* **Given task**:
All entries must be repeated exactly; do not include the pictures.

Figure content listings:
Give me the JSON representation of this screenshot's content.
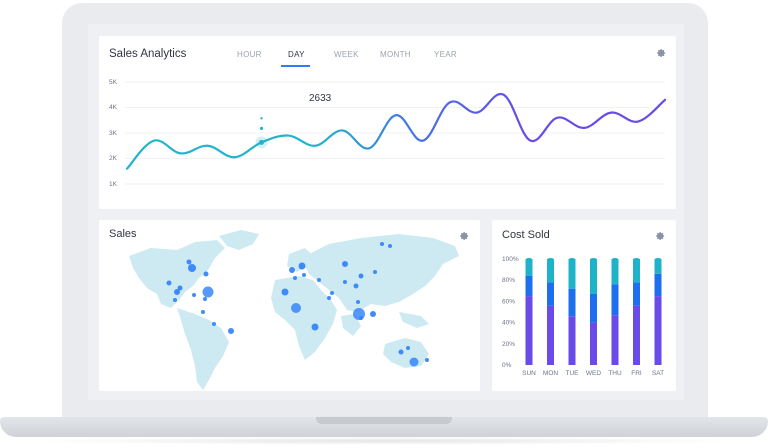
{
  "analytics": {
    "title": "Sales Analytics",
    "tabs": [
      "HOUR",
      "DAY",
      "WEEK",
      "MONTH",
      "YEAR"
    ],
    "active_tab": "DAY",
    "y_ticks": [
      "5K",
      "4K",
      "3K",
      "2K",
      "1K"
    ],
    "highlight_value": "2633",
    "colors": {
      "line_start": "#22b4cc",
      "line_end": "#6a4be8",
      "active_tab": "#2d7ff9"
    }
  },
  "sales": {
    "title": "Sales",
    "colors": {
      "land": "#cdeaf2",
      "dot": "#2d7ff9"
    }
  },
  "cost": {
    "title": "Cost Sold",
    "colors": {
      "top": "#1fb3c9",
      "middle": "#1e6ff0",
      "bottom": "#6a4be8"
    }
  },
  "chart_data": [
    {
      "type": "line",
      "title": "Sales Analytics",
      "ylim": [
        0,
        5000
      ],
      "y_ticks": [
        "1K",
        "2K",
        "3K",
        "4K",
        "5K"
      ],
      "grid": true,
      "highlight": {
        "label": "2633",
        "value": 2633
      },
      "series": [
        {
          "values": [
            1600,
            2700,
            2200,
            2500,
            2050,
            2633,
            2900,
            2500,
            3100,
            2400,
            3700,
            2700,
            4200,
            3800,
            4500,
            2700,
            3600,
            3200,
            3800,
            3450,
            4300
          ]
        }
      ]
    },
    {
      "type": "bar",
      "title": "Cost Sold",
      "categories": [
        "SUN",
        "MON",
        "TUE",
        "WED",
        "THU",
        "FRI",
        "SAT"
      ],
      "y_ticks": [
        "100%",
        "80%",
        "60%",
        "40%",
        "20%",
        "0%"
      ],
      "ylim": [
        0,
        100
      ],
      "series": [
        {
          "name": "",
          "values": [
            65,
            56,
            46,
            40,
            47,
            56,
            65
          ]
        },
        {
          "name": "",
          "values": [
            19,
            22,
            26,
            27,
            29,
            22,
            21
          ]
        },
        {
          "name": "",
          "values": [
            16,
            22,
            28,
            33,
            24,
            22,
            14
          ]
        }
      ]
    }
  ]
}
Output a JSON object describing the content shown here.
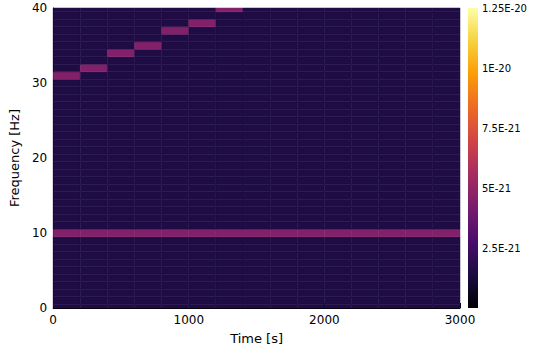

* **Response**:
Give me the JSON representation of this screenshot's content.
{
  "analytics": {
    "title": "Sales Analytics",
    "tabs": [
      "HOUR",
      "DAY",
      "WEEK",
      "MONTH",
      "YEAR"
    ],
    "active_tab": "DAY",
    "y_ticks": [
      "5K",
      "4K",
      "3K",
      "2K",
      "1K"
    ],
    "highlight_value": "2633",
    "colors": {
      "line_start": "#22b4cc",
      "line_end": "#6a4be8",
      "active_tab": "#2d7ff9"
    }
  },
  "sales": {
    "title": "Sales",
    "colors": {
      "land": "#cdeaf2",
      "dot": "#2d7ff9"
    }
  },
  "cost": {
    "title": "Cost Sold",
    "colors": {
      "top": "#1fb3c9",
      "middle": "#1e6ff0",
      "bottom": "#6a4be8"
    }
  },
  "chart_data": [
    {
      "type": "line",
      "title": "Sales Analytics",
      "ylim": [
        0,
        5000
      ],
      "y_ticks": [
        "1K",
        "2K",
        "3K",
        "4K",
        "5K"
      ],
      "grid": true,
      "highlight": {
        "label": "2633",
        "value": 2633
      },
      "series": [
        {
          "values": [
            1600,
            2700,
            2200,
            2500,
            2050,
            2633,
            2900,
            2500,
            3100,
            2400,
            3700,
            2700,
            4200,
            3800,
            4500,
            2700,
            3600,
            3200,
            3800,
            3450,
            4300
          ]
        }
      ]
    },
    {
      "type": "bar",
      "title": "Cost Sold",
      "categories": [
        "SUN",
        "MON",
        "TUE",
        "WED",
        "THU",
        "FRI",
        "SAT"
      ],
      "y_ticks": [
        "100%",
        "80%",
        "60%",
        "40%",
        "20%",
        "0%"
      ],
      "ylim": [
        0,
        100
      ],
      "series": [
        {
          "name": "",
          "values": [
            65,
            56,
            46,
            40,
            47,
            56,
            65
          ]
        },
        {
          "name": "",
          "values": [
            19,
            22,
            26,
            27,
            29,
            22,
            21
          ]
        },
        {
          "name": "",
          "values": [
            16,
            22,
            28,
            33,
            24,
            22,
            14
          ]
        }
      ]
    }
  ]
}
Output a JSON object describing the content shown here.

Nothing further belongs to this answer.